**MATERIAL**
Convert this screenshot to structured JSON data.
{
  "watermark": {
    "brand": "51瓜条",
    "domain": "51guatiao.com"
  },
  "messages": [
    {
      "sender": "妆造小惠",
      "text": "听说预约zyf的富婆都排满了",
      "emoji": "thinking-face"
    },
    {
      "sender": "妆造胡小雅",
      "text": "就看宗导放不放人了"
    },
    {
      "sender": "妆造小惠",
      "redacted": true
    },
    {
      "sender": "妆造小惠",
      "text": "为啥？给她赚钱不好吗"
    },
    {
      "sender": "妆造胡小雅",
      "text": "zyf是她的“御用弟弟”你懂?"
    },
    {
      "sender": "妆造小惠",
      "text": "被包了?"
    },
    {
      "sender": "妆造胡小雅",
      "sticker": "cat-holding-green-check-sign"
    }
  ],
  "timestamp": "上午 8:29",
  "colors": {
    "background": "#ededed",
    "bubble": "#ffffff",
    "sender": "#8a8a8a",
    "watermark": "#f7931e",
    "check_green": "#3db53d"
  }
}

**THE EXERCISE**
Your task is to list each line of the records with the word "text".

**WORKED SOLUTION**
      "text": "听说预约zyf的富婆都排满了",
      "text": "就看宗导放不放人了"
      "text": "为啥？给她赚钱不好吗"
      "text": "zyf是她的“御用弟弟”你懂?"
      "text": "被包了?"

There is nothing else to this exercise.